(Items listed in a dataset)

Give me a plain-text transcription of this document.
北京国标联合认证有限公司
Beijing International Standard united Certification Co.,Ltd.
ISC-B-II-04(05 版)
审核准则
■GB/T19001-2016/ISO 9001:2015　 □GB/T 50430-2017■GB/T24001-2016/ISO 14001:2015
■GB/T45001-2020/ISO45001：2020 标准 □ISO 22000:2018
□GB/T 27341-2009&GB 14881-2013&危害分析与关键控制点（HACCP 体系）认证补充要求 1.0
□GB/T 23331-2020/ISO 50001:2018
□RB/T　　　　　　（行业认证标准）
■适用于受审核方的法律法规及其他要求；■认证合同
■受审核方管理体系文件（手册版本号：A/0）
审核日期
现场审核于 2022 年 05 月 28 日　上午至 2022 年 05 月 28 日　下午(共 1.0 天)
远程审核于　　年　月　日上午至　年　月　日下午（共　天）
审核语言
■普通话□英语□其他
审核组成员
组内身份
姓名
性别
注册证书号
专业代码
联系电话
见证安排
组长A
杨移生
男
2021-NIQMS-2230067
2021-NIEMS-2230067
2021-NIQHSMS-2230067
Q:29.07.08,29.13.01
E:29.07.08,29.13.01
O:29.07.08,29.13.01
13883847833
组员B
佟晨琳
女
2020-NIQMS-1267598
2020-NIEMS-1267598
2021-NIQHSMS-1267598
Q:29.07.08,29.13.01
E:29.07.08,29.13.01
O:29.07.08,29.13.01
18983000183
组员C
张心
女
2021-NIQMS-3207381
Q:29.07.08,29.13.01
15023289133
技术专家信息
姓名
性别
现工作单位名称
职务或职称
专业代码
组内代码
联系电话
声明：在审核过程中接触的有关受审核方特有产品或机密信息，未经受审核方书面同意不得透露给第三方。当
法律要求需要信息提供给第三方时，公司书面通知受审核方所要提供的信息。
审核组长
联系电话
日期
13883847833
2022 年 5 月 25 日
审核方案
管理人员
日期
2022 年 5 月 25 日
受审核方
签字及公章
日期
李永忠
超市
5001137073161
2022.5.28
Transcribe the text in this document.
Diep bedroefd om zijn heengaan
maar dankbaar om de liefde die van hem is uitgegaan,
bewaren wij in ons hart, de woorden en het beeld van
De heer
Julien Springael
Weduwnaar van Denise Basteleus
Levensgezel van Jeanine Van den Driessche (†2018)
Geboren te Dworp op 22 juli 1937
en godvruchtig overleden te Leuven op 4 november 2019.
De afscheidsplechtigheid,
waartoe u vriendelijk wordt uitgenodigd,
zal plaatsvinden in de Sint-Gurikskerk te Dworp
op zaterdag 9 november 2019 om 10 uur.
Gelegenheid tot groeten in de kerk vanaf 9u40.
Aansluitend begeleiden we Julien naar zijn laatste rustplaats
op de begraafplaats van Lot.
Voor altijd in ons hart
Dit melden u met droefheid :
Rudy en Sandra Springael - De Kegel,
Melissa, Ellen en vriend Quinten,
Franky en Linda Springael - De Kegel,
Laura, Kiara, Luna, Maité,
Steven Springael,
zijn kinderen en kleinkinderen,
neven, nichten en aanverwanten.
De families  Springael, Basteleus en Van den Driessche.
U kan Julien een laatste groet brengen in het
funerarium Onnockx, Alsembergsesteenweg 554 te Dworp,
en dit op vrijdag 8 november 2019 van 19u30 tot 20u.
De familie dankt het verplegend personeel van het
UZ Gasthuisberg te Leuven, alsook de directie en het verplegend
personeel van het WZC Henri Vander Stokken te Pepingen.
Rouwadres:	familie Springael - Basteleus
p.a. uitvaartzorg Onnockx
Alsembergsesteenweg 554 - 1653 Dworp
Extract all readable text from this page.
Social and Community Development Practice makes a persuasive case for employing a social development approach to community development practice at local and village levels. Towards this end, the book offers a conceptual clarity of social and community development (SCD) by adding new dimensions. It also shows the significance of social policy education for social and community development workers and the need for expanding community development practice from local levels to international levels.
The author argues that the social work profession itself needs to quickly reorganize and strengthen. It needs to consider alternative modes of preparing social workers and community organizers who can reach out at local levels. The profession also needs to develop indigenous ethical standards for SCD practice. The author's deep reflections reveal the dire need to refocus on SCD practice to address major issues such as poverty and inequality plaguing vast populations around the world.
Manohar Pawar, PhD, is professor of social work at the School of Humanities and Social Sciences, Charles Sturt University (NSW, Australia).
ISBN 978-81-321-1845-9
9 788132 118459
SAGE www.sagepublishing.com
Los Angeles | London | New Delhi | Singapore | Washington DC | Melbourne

*TASK OBJECTIVE*
Return each entry from above without altering a single character.

*WRITTEN RESPONSE*
Give me a plain-text transcription of this document.
北京国标联合认证有限公司
Beijing International Standard united Certification Co.,Ltd.
ISC-B-II-04(05 版)
审核准则
■GB/T19001-2016/ISO 9001:2015　 □GB/T 50430-2017■GB/T24001-2016/ISO 14001:2015
■GB/T45001-2020/ISO45001：2020 标准 □ISO 22000:2018
□GB/T 27341-2009&GB 14881-2013&危害分析与关键控制点（HACCP 体系）认证补充要求 1.0
□GB/T 23331-2020/ISO 50001:2018
□RB/T　　　　　　（行业认证标准）
■适用于受审核方的法律法规及其他要求；■认证合同
■受审核方管理体系文件（手册版本号：A/0）
审核日期
现场审核于 2022 年 05 月 28 日　上午至 2022 年 05 月 28 日　下午(共 1.0 天)
远程审核于　　年　月　日上午至　年　月　日下午（共　天）
审核语言
■普通话□英语□其他
审核组成员
组内身份
姓名
性别
注册证书号
专业代码
联系电话
见证安排
组长A
杨移生
男
2021-NIQMS-2230067
2021-NIEMS-2230067
2021-NIQHSMS-2230067
Q:29.07.08,29.13.01
E:29.07.08,29.13.01
O:29.07.08,29.13.01
13883847833
组员B
佟晨琳
女
2020-NIQMS-1267598
2020-NIEMS-1267598
2021-NIQHSMS-1267598
Q:29.07.08,29.13.01
E:29.07.08,29.13.01
O:29.07.08,29.13.01
18983000183
组员C
张心
女
2021-NIQMS-3207381
Q:29.07.08,29.13.01
15023289133
技术专家信息
姓名
性别
现工作单位名称
职务或职称
专业代码
组内代码
联系电话
声明：在审核过程中接触的有关受审核方特有产品或机密信息，未经受审核方书面同意不得透露给第三方。当
法律要求需要信息提供给第三方时，公司书面通知受审核方所要提供的信息。
审核组长
联系电话
日期
13883847833
2022 年 5 月 25 日
审核方案
管理人员
日期
2022 年 5 月 25 日
受审核方
签字及公章
日期
李永忠
超市
5001137073161
2022.5.28
Transcribe the text in this document.
Diep bedroefd om zijn heengaan
maar dankbaar om de liefde die van hem is uitgegaan,
bewaren wij in ons hart, de woorden en het beeld van
De heer
Julien Springael
Weduwnaar van Denise Basteleus
Levensgezel van Jeanine Van den Driessche (†2018)
Geboren te Dworp op 22 juli 1937
en godvruchtig overleden te Leuven op 4 november 2019.
De afscheidsplechtigheid,
waartoe u vriendelijk wordt uitgenodigd,
zal plaatsvinden in de Sint-Gurikskerk te Dworp
op zaterdag 9 november 2019 om 10 uur.
Gelegenheid tot groeten in de kerk vanaf 9u40.
Aansluitend begeleiden we Julien naar zijn laatste rustplaats
op de begraafplaats van Lot.
Voor altijd in ons hart
Dit melden u met droefheid :
Rudy en Sandra Springael - De Kegel,
Melissa, Ellen en vriend Quinten,
Franky en Linda Springael - De Kegel,
Laura, Kiara, Luna, Maité,
Steven Springael,
zijn kinderen en kleinkinderen,
neven, nichten en aanverwanten.
De families  Springael, Basteleus en Van den Driessche.
U kan Julien een laatste groet brengen in het
funerarium Onnockx, Alsembergsesteenweg 554 te Dworp,
en dit op vrijdag 8 november 2019 van 19u30 tot 20u.
De familie dankt het verplegend personeel van het
UZ Gasthuisberg te Leuven, alsook de directie en het verplegend
personeel van het WZC Henri Vander Stokken te Pepingen.
Rouwadres:	familie Springael - Basteleus
p.a. uitvaartzorg Onnockx
Alsembergsesteenweg 554 - 1653 Dworp
Extract all readable text from this page.
Social and Community Development Practice makes a persuasive case for employing a social development approach to community development practice at local and village levels. Towards this end, the book offers a conceptual clarity of social and community development (SCD) by adding new dimensions. It also shows the significance of social policy education for social and community development workers and the need for expanding community development practice from local levels to international levels.
The author argues that the social work profession itself needs to quickly reorganize and strengthen. It needs to consider alternative modes of preparing social workers and community organizers who can reach out at local levels. The profession also needs to develop indigenous ethical standards for SCD practice. The author's deep reflections reveal the dire need to refocus on SCD practice to address major issues such as poverty and inequality plaguing vast populations around the world.
Manohar Pawar, PhD, is professor of social work at the School of Humanities and Social Sciences, Charles Sturt University (NSW, Australia).
ISBN 978-81-321-1845-9
9 788132 118459
SAGE www.sagepublishing.com
Los Angeles | London | New Delhi | Singapore | Washington DC | Melbourne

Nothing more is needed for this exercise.